EXCERPTED RECORDS.
-- Begin --

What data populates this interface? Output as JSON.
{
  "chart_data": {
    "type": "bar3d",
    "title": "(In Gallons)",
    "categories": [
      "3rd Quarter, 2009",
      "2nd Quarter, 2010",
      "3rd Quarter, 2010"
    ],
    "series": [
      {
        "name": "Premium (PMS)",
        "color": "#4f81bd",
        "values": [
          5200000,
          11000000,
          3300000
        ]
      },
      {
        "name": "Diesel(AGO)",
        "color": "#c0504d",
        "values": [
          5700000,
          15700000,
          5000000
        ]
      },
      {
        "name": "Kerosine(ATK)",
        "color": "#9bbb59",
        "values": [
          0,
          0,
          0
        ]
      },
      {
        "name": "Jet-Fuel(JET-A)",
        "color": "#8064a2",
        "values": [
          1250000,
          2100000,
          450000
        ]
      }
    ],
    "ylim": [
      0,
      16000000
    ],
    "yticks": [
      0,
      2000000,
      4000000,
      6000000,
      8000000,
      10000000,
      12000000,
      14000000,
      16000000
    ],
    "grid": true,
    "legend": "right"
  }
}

-- End --
-- Begin --

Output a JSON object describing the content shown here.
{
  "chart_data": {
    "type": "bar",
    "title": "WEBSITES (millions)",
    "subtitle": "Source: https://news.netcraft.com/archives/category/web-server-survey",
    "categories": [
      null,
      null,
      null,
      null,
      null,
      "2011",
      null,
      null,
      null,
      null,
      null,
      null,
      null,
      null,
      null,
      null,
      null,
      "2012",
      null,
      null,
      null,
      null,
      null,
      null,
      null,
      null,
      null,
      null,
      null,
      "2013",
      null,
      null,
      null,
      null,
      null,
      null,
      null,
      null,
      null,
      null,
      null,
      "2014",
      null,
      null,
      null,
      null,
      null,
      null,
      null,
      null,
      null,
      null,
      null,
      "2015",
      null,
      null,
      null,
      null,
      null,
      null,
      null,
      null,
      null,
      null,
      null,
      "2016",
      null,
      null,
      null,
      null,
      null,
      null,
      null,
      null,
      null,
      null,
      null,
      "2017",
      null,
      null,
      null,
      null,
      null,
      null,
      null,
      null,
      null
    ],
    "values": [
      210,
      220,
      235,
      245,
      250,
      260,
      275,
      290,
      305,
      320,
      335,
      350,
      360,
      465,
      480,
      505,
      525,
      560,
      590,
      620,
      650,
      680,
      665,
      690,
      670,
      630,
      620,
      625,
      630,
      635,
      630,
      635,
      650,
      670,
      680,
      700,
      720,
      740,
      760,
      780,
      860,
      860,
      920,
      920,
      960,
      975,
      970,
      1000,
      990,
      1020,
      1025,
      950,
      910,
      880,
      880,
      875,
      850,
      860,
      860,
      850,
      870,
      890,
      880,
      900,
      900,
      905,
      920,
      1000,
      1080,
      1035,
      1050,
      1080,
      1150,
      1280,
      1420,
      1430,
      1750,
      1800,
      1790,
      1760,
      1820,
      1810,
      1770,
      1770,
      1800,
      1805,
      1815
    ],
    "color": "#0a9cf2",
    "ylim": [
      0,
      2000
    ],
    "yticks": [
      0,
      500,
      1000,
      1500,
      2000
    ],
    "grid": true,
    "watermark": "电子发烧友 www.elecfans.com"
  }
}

-- End --

GOAL. Look through the material above and pick out each line holding the word "color".

WRITTEN RESPONSE.
        "color": "#4f81bd",
        "color": "#c0504d",
        "color": "#9bbb59",
        "color": "#8064a2",
    "color": "#0a9cf2",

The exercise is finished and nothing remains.